- Direction
Locate every line in the material below that has the word "primozroglic". Copy each of those lines.

- Data for processing
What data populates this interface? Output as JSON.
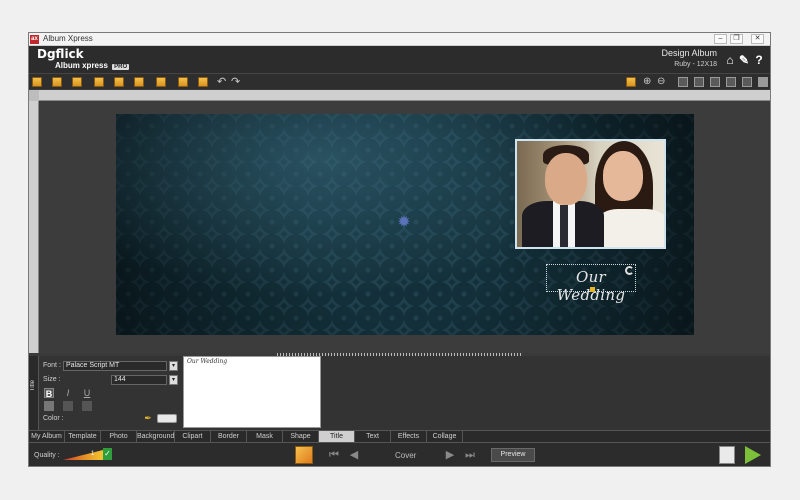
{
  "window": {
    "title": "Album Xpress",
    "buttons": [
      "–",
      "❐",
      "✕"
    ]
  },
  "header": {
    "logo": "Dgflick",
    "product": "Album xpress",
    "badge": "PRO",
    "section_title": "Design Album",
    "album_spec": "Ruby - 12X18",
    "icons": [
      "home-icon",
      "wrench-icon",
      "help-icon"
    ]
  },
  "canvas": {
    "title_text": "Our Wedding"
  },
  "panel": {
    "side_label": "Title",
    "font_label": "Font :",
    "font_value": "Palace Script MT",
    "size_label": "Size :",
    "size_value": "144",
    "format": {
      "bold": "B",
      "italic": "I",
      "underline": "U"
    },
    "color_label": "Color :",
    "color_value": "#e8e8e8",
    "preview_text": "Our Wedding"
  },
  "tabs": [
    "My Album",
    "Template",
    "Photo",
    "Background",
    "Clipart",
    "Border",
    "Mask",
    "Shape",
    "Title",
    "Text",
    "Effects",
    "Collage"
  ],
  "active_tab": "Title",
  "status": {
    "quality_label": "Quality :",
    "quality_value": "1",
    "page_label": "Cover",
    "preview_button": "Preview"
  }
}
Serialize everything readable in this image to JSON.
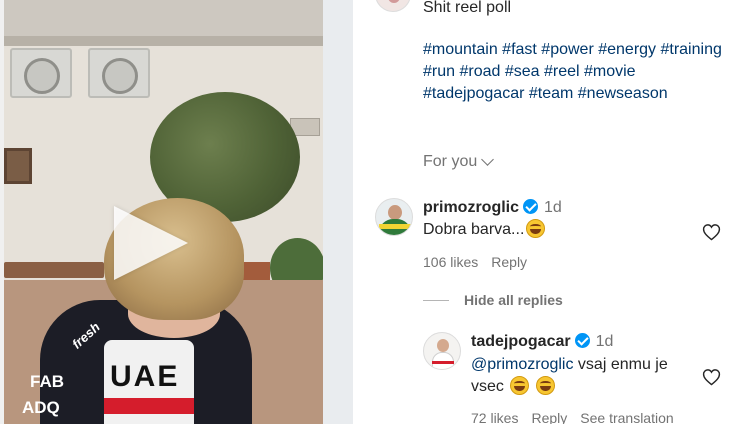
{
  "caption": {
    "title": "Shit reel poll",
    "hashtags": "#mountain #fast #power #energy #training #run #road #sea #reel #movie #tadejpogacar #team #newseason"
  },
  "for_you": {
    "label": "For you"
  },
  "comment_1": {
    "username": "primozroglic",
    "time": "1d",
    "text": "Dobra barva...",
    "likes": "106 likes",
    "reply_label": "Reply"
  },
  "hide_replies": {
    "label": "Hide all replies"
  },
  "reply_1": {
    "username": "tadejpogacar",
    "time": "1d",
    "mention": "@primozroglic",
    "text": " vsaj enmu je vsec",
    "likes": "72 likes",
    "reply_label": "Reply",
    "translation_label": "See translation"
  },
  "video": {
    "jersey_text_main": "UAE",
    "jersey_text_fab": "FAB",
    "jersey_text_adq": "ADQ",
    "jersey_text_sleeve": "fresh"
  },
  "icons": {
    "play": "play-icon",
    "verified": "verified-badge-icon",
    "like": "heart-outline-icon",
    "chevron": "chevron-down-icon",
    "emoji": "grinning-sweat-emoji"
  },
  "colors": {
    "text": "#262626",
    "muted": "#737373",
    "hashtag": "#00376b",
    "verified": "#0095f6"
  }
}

- Response to this task
    "username": "primozroglic",
    "mention": "@primozroglic",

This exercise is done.